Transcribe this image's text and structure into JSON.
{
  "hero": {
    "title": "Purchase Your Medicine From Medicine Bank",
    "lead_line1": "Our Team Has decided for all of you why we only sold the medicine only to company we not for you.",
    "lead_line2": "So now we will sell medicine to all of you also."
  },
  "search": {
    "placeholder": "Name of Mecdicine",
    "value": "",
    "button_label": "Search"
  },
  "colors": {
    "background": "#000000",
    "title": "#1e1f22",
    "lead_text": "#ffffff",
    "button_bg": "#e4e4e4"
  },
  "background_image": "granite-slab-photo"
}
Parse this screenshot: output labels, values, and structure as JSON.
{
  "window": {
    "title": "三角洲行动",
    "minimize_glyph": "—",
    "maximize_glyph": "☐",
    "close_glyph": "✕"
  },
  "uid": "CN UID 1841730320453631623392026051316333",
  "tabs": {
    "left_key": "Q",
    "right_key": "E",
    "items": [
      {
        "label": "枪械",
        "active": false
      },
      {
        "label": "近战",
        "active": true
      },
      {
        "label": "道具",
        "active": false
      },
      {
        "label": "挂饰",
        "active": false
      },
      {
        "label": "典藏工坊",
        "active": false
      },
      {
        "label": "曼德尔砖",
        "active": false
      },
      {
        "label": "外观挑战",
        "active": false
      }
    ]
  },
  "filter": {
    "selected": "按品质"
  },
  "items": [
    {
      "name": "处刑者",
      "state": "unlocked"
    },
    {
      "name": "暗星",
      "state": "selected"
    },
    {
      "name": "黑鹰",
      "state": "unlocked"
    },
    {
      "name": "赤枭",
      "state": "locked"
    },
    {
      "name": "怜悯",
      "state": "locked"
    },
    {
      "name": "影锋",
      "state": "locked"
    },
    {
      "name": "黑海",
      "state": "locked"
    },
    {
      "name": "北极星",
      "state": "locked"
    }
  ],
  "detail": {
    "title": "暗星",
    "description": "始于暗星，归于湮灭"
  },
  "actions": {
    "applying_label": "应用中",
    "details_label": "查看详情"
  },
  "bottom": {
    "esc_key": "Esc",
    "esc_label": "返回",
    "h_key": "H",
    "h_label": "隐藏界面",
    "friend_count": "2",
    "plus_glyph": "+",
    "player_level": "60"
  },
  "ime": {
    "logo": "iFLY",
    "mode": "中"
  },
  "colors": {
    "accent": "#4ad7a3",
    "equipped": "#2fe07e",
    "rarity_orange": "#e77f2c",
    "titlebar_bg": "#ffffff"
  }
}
--
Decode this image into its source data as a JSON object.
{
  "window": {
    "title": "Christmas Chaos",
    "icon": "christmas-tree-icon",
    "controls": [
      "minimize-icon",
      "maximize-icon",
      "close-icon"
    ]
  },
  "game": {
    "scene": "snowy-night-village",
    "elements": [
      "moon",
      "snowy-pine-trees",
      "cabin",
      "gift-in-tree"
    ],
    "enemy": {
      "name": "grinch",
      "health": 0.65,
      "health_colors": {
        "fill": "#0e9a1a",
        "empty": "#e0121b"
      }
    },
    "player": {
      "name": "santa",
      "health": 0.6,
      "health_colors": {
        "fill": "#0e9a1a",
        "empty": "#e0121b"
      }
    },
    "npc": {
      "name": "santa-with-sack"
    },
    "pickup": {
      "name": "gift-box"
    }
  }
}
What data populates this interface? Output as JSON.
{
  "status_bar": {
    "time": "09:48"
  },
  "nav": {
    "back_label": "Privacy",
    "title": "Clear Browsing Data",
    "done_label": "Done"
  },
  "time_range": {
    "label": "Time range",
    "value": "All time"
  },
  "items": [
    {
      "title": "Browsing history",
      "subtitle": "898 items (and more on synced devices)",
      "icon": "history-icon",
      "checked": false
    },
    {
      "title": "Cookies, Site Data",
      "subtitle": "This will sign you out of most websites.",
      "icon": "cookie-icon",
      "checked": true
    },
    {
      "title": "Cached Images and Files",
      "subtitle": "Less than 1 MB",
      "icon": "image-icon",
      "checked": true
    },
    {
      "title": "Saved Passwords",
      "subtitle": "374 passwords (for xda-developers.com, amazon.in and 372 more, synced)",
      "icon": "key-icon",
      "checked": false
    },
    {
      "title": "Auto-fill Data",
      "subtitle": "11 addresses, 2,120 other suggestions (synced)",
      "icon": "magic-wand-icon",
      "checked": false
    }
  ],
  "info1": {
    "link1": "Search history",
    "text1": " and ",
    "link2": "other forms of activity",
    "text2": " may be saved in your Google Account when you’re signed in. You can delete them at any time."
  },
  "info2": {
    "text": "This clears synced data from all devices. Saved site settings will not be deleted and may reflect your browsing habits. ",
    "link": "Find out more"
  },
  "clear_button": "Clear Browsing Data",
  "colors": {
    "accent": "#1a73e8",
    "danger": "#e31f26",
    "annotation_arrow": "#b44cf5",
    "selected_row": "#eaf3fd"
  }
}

* _Work to do_:
Select from the material above each line in which the string "structure" appears, and list those lines.

* _Solved exercise_:
Transcribe this image's text and structure into JSON.
Parse this screenshot: output labels, values, and structure as JSON.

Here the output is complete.